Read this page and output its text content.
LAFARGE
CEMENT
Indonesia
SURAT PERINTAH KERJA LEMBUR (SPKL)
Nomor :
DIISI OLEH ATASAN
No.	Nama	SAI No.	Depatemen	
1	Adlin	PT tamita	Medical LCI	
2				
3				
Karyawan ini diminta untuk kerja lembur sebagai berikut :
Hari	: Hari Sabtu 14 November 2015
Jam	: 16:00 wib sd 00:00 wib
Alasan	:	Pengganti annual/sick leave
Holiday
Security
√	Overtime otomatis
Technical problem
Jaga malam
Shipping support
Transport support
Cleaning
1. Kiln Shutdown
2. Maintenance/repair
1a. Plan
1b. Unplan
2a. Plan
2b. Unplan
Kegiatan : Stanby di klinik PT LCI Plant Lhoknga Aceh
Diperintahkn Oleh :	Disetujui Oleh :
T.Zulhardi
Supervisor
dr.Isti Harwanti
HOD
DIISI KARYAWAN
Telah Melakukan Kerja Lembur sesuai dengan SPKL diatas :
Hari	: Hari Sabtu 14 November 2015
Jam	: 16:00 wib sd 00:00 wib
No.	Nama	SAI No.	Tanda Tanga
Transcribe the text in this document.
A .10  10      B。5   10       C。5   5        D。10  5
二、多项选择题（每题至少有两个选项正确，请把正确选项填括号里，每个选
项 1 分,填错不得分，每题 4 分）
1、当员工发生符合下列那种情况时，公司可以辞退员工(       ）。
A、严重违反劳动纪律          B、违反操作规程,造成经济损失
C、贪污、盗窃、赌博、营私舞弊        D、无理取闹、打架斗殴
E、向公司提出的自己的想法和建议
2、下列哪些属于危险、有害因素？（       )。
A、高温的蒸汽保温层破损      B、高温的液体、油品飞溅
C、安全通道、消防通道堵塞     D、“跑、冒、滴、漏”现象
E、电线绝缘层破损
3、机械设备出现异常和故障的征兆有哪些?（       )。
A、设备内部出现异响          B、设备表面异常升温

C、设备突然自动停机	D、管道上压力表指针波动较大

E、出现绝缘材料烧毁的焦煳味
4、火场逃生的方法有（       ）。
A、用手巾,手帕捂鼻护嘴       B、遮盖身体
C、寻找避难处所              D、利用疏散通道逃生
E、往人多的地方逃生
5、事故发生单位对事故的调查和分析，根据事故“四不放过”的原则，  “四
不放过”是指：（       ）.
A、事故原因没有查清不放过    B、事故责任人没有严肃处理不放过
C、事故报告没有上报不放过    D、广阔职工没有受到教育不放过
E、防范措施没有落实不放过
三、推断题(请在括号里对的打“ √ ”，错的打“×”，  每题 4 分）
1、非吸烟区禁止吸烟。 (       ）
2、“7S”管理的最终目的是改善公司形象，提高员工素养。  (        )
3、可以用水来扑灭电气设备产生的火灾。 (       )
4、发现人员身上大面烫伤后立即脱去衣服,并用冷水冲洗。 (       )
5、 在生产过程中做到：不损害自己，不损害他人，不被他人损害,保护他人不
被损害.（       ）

______

**Required task:** Find each line that has the word "this", then copy it out.

**Answer below:**
Read this page and output its text content.
Transcribe the text in this document.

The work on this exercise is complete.